* **WHAT IS NEEDED**
Locate each line containing the string "true" and copy it out.

* **LISTING**

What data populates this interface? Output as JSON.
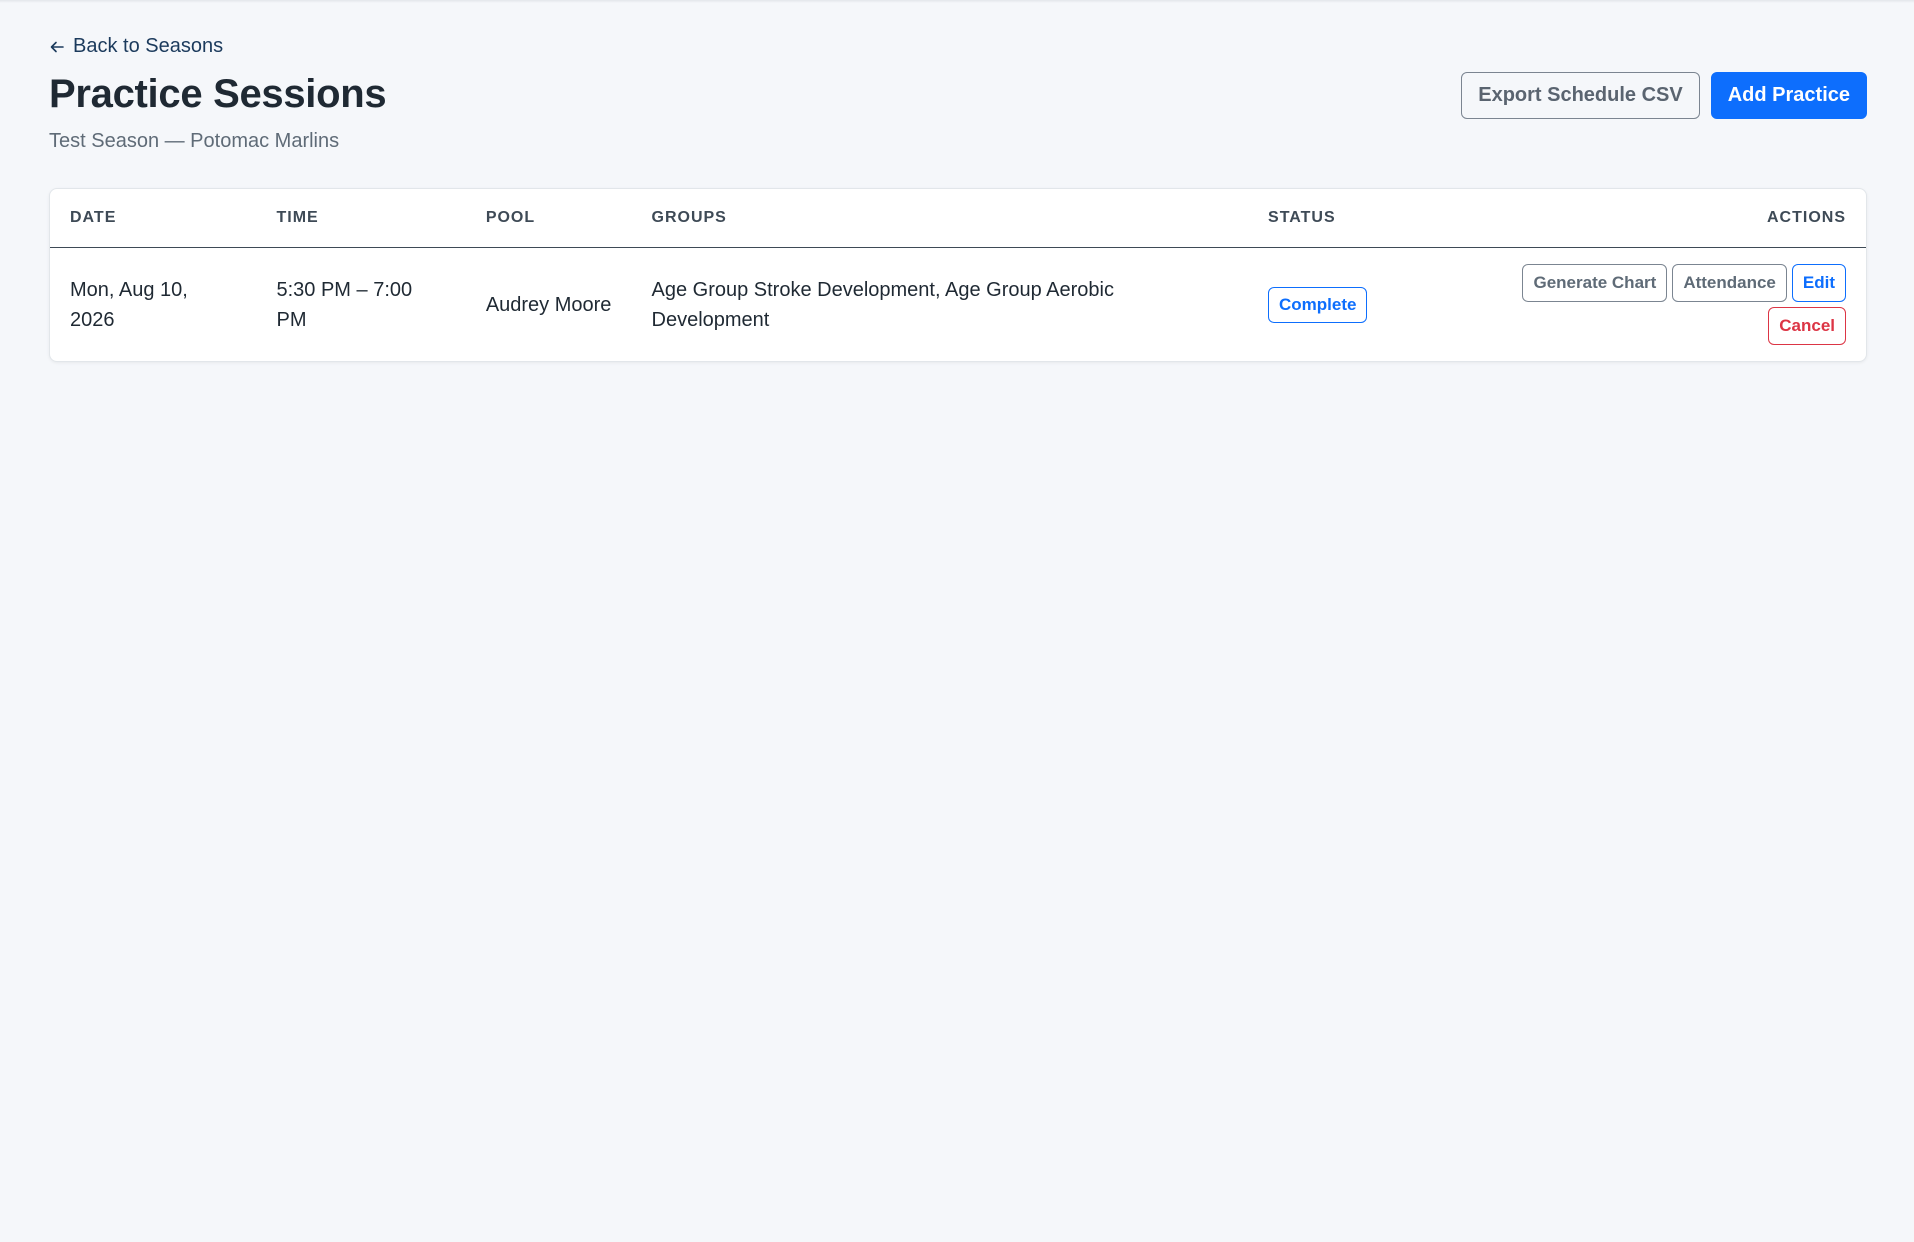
{
  "nav": {
    "back_label": "Back to Seasons"
  },
  "header": {
    "title": "Practice Sessions",
    "subtitle": "Test Season — Potomac Marlins",
    "export_label": "Export Schedule CSV",
    "add_label": "Add Practice"
  },
  "table": {
    "columns": {
      "date": "DATE",
      "time": "TIME",
      "pool": "POOL",
      "groups": "GROUPS",
      "status": "STATUS",
      "actions": "ACTIONS"
    },
    "rows": [
      {
        "date": "Mon, Aug 10, 2026",
        "time": "5:30 PM – 7:00 PM",
        "pool": "Audrey Moore",
        "groups": "Age Group Stroke Development, Age Group Aerobic Development",
        "status": "Complete",
        "actions": {
          "generate_chart": "Generate Chart",
          "attendance": "Attendance",
          "edit": "Edit",
          "cancel": "Cancel"
        }
      }
    ]
  },
  "colors": {
    "primary": "#0d6efd",
    "danger": "#dc3545",
    "background": "#f5f7fa"
  }
}
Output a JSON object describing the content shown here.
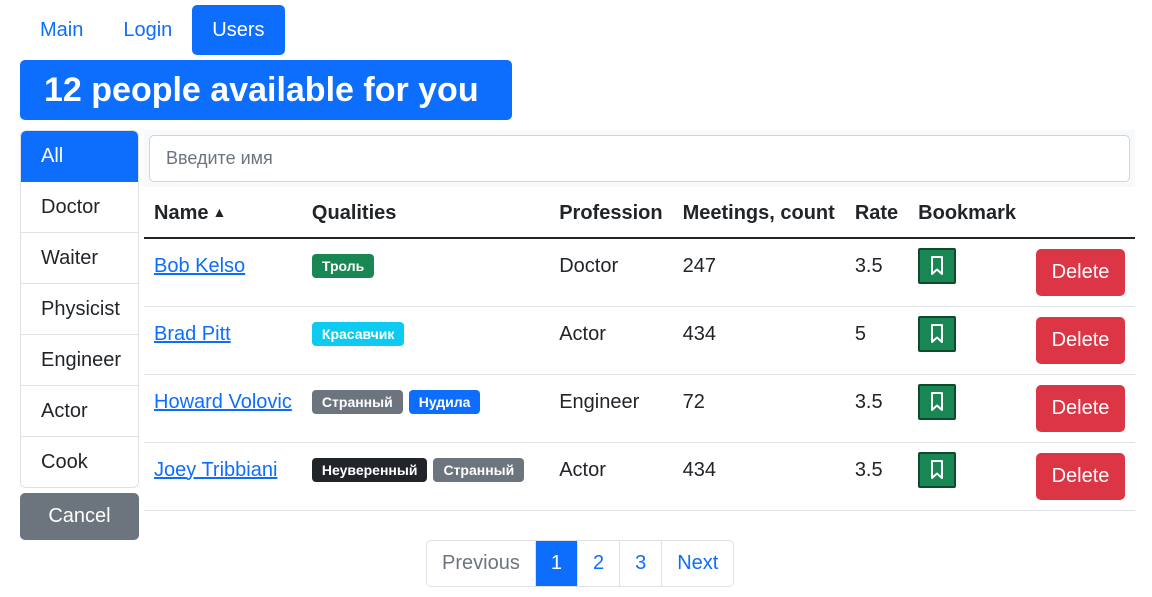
{
  "nav": {
    "items": [
      {
        "label": "Main"
      },
      {
        "label": "Login"
      },
      {
        "label": "Users",
        "active": true
      }
    ]
  },
  "header": {
    "title": "12 people available for you",
    "color": "#0d6efd"
  },
  "professions": {
    "items": [
      "All",
      "Doctor",
      "Waiter",
      "Physicist",
      "Engineer",
      "Actor",
      "Cook"
    ],
    "active": "All",
    "cancel_label": "Cancel"
  },
  "search": {
    "placeholder": "Введите имя",
    "value": ""
  },
  "table": {
    "columns": [
      "Name",
      "Qualities",
      "Profession",
      "Meetings, count",
      "Rate",
      "Bookmark",
      ""
    ],
    "sort": {
      "column": "Name",
      "direction": "asc",
      "icon": "caret-up-icon"
    },
    "rows": [
      {
        "name": "Bob Kelso",
        "qualities": [
          {
            "label": "Троль",
            "color": "#198754"
          }
        ],
        "profession": "Doctor",
        "meetings": "247",
        "rate": "3.5",
        "delete_label": "Delete"
      },
      {
        "name": "Brad Pitt",
        "qualities": [
          {
            "label": "Красавчик",
            "color": "#0dcaf0"
          }
        ],
        "profession": "Actor",
        "meetings": "434",
        "rate": "5",
        "delete_label": "Delete"
      },
      {
        "name": "Howard Volovic",
        "qualities": [
          {
            "label": "Странный",
            "color": "#6c757d"
          },
          {
            "label": "Нудила",
            "color": "#0d6efd"
          }
        ],
        "profession": "Engineer",
        "meetings": "72",
        "rate": "3.5",
        "delete_label": "Delete"
      },
      {
        "name": "Joey Tribbiani",
        "qualities": [
          {
            "label": "Неуверенный",
            "color": "#212529"
          },
          {
            "label": "Странный",
            "color": "#6c757d"
          }
        ],
        "profession": "Actor",
        "meetings": "434",
        "rate": "3.5",
        "delete_label": "Delete"
      }
    ]
  },
  "pagination": {
    "previous_label": "Previous",
    "pages": [
      "1",
      "2",
      "3"
    ],
    "current": "1",
    "next_label": "Next"
  },
  "colors": {
    "primary": "#0d6efd",
    "danger": "#dc3545",
    "success": "#198754",
    "secondary": "#6c757d"
  }
}
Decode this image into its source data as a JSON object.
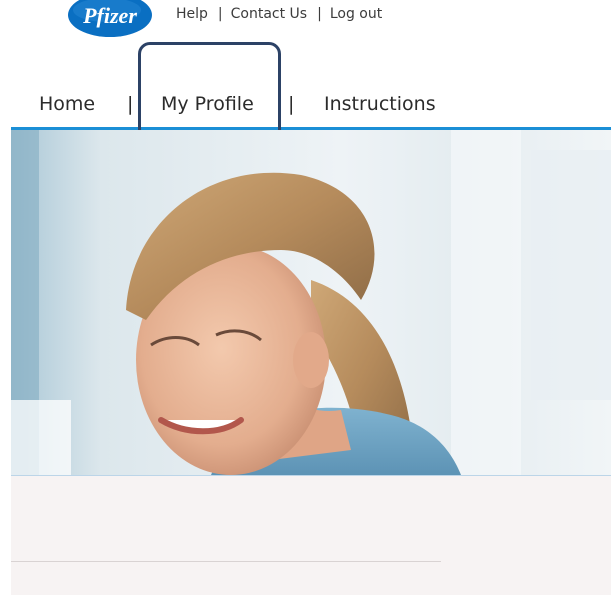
{
  "brand": {
    "logo_text": "Pfizer",
    "logo_color": "#0a6fc2"
  },
  "utility_nav": {
    "help": "Help",
    "contact": "Contact Us",
    "logout": "Log out",
    "separator": "|"
  },
  "main_nav": {
    "items": [
      {
        "label": "Home"
      },
      {
        "label": "My Profile"
      },
      {
        "label": "Instructions"
      }
    ],
    "separator": "|",
    "highlighted": "My Profile",
    "accent_color": "#1b8fd6",
    "highlight_color": "#2c4266"
  },
  "hero": {
    "image": "hero-photo-smiling-woman"
  }
}
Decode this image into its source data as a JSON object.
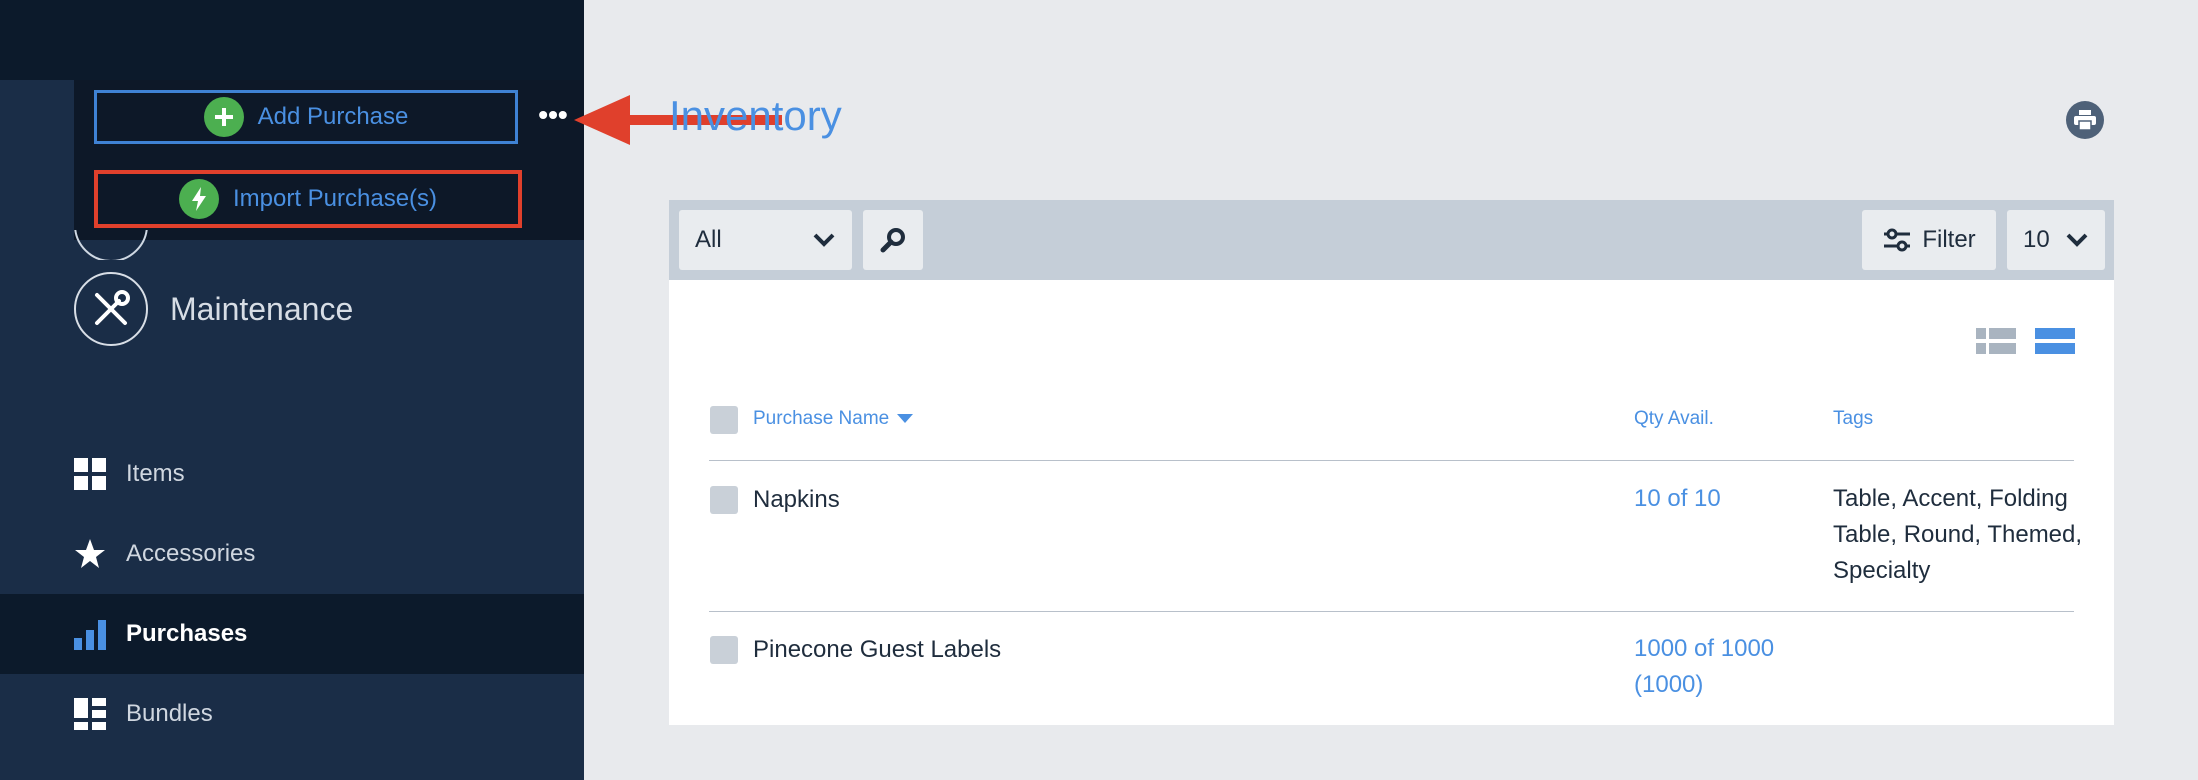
{
  "menu": {
    "add_label": "Add Purchase",
    "import_label": "Import Purchase(s)",
    "more_label": "•••"
  },
  "sidebar": {
    "maintenance_label": "Maintenance",
    "items": [
      {
        "label": "Items",
        "icon": "grid-icon",
        "active": false
      },
      {
        "label": "Accessories",
        "icon": "star-icon",
        "active": false
      },
      {
        "label": "Purchases",
        "icon": "bar-chart-icon",
        "active": true
      },
      {
        "label": "Bundles",
        "icon": "bundles-icon",
        "active": false
      }
    ]
  },
  "main": {
    "title": "Inventory",
    "toolbar": {
      "select_value": "All",
      "filter_label": "Filter",
      "page_size": "10"
    },
    "table": {
      "headers": {
        "name": "Purchase Name",
        "qty": "Qty Avail.",
        "tags": "Tags"
      },
      "rows": [
        {
          "name": "Napkins",
          "qty": "10 of 10",
          "tags": "Table, Accent, Folding Table, Round, Themed, Specialty"
        },
        {
          "name": "Pinecone Guest Labels",
          "qty": "1000 of 1000 (1000)",
          "tags": ""
        }
      ]
    }
  },
  "colors": {
    "sidebar_bg": "#1a2d47",
    "sidebar_dark": "#0c1a2b",
    "accent": "#4a90e2",
    "highlight_red": "#e0402c",
    "green": "#4caf50"
  }
}
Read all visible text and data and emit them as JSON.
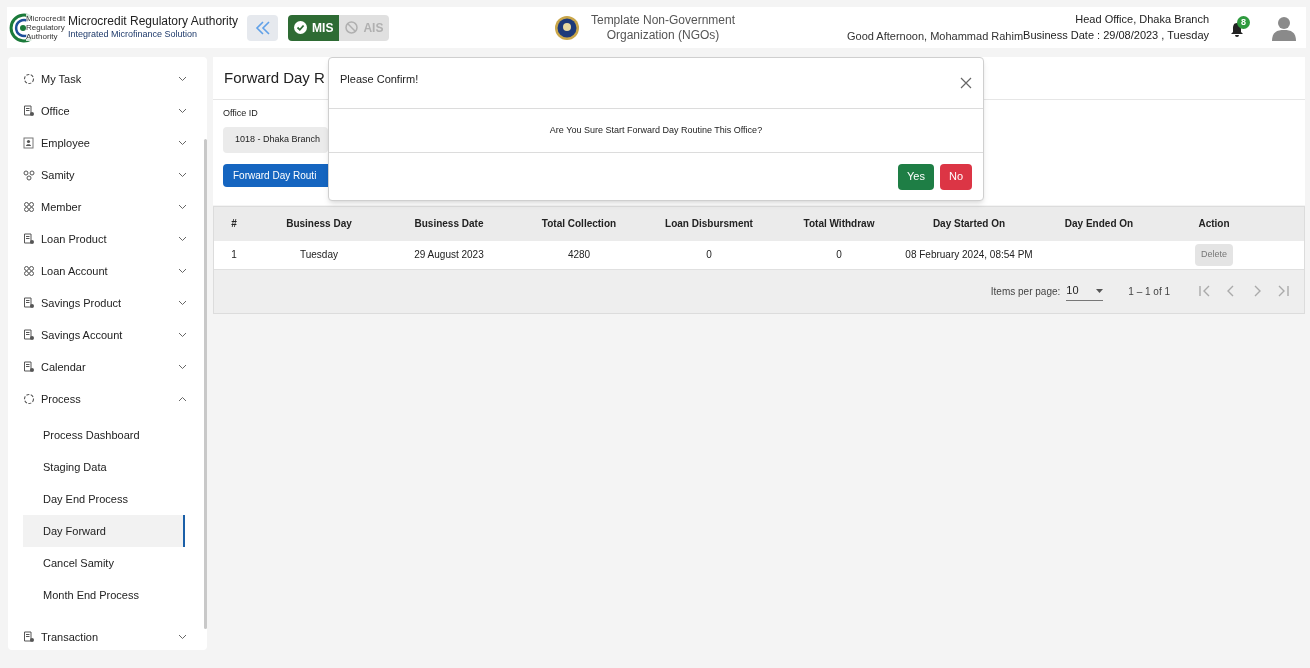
{
  "header": {
    "logo_lines": [
      "Microcredit",
      "Regulatory",
      "Authority"
    ],
    "org_name": "Microcredit Regulatory Authority",
    "org_subtitle": "Integrated Microfinance Solution",
    "modules": [
      {
        "label": "MIS",
        "selected": true
      },
      {
        "label": "AIS",
        "selected": false
      }
    ],
    "ngo_name": [
      "Template Non-Government",
      "Organization (NGOs)"
    ],
    "greeting": "Good Afternoon, Mohammad Rahim",
    "office": "Head Office, Dhaka Branch",
    "business_date": "Business Date : 29/08/2023 , Tuesday",
    "notification_count": "8"
  },
  "sidebar": {
    "items": [
      {
        "label": "My Task",
        "kind": "spinner",
        "expanded": false
      },
      {
        "label": "Office",
        "kind": "document",
        "expanded": false
      },
      {
        "label": "Employee",
        "kind": "person",
        "expanded": false
      },
      {
        "label": "Samity",
        "kind": "group",
        "expanded": false
      },
      {
        "label": "Member",
        "kind": "members",
        "expanded": false
      },
      {
        "label": "Loan Product",
        "kind": "document",
        "expanded": false
      },
      {
        "label": "Loan Account",
        "kind": "members",
        "expanded": false
      },
      {
        "label": "Savings Product",
        "kind": "document",
        "expanded": false
      },
      {
        "label": "Savings Account",
        "kind": "document",
        "expanded": false
      },
      {
        "label": "Calendar",
        "kind": "document",
        "expanded": false
      },
      {
        "label": "Process",
        "kind": "spinner",
        "expanded": true,
        "children": [
          {
            "label": "Process Dashboard",
            "selected": false
          },
          {
            "label": "Staging Data",
            "selected": false
          },
          {
            "label": "Day End Process",
            "selected": false
          },
          {
            "label": "Day Forward",
            "selected": true
          },
          {
            "label": "Cancel Samity",
            "selected": false
          },
          {
            "label": "Month End Process",
            "selected": false
          }
        ]
      },
      {
        "label": "Transaction",
        "kind": "document",
        "expanded": false
      }
    ]
  },
  "page": {
    "title": "Forward Day R",
    "office_field": {
      "label": "Office ID",
      "value": "1018 - Dhaka Branch"
    },
    "action_button": "Forward Day Routi"
  },
  "table": {
    "columns": [
      "#",
      "Business Day",
      "Business Date",
      "Total Collection",
      "Loan Disbursment",
      "Total Withdraw",
      "Day Started On",
      "Day Ended On",
      "Action"
    ],
    "rows": [
      {
        "cells": [
          "1",
          "Tuesday",
          "29 August 2023",
          "4280",
          "0",
          "0",
          "08 February 2024, 08:54 PM",
          ""
        ],
        "action": "Delete",
        "action_disabled": true
      }
    ]
  },
  "paginator": {
    "label": "Items per page:",
    "page_size": "10",
    "range": "1 – 1 of 1"
  },
  "dialog": {
    "title": "Please Confirm!",
    "message": "Are You Sure Start Forward Day Routine This Office?",
    "buttons": [
      {
        "label": "Yes",
        "kind": "confirm"
      },
      {
        "label": "No",
        "kind": "cancel"
      }
    ]
  }
}
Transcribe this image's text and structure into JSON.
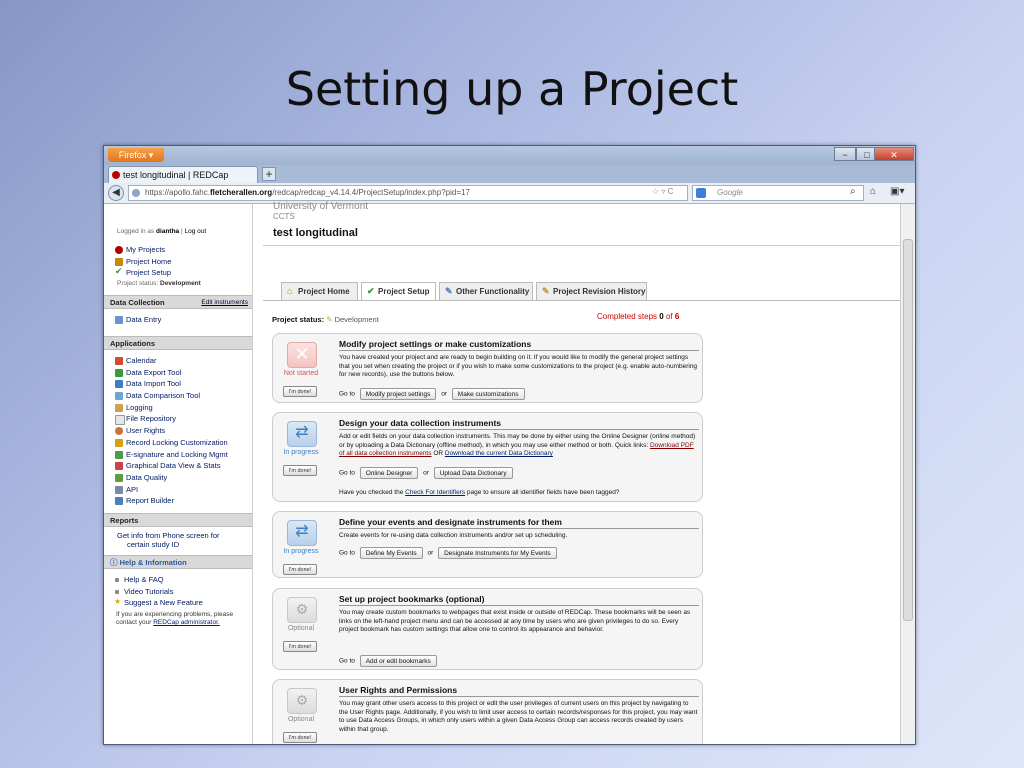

* **RESULT OF THIS EXERCISE**
        "active": true
        "active": true
        "selected": true
        "expanded": true,
            "selected": true
        "action_disabled": true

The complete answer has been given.